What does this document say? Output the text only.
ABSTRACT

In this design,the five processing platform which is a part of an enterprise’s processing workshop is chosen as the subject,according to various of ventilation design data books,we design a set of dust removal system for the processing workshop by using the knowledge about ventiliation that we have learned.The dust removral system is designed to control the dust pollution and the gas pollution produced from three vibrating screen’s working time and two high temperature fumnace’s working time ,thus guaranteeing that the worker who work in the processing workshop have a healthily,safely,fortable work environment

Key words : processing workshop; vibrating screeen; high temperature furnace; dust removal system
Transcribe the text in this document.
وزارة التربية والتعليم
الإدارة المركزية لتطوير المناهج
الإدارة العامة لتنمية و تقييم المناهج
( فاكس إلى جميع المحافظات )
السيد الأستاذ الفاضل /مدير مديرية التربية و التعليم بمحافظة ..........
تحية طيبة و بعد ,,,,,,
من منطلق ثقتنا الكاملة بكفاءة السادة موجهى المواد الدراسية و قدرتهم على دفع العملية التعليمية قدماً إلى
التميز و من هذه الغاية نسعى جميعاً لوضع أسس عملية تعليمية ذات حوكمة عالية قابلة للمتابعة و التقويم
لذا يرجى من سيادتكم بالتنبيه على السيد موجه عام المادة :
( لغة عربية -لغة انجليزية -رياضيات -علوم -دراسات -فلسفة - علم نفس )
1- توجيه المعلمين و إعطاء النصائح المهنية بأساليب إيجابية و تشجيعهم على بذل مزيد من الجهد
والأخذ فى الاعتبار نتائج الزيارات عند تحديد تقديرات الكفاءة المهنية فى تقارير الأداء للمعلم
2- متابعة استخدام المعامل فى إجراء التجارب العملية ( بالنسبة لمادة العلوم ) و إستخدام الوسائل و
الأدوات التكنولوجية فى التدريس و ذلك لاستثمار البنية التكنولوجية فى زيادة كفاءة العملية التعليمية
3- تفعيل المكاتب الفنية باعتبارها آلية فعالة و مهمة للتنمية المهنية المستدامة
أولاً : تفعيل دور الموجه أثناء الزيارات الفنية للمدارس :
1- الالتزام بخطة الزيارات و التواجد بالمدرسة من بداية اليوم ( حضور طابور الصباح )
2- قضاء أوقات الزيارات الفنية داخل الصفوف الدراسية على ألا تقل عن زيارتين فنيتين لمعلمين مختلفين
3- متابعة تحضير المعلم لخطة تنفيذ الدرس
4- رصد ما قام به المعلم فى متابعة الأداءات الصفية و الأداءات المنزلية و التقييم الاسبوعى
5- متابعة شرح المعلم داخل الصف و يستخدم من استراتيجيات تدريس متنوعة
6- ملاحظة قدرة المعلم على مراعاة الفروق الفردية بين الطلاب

━━━

Report only how many lines in the listing contain the string "الفنية".

§ Result for this exercise
3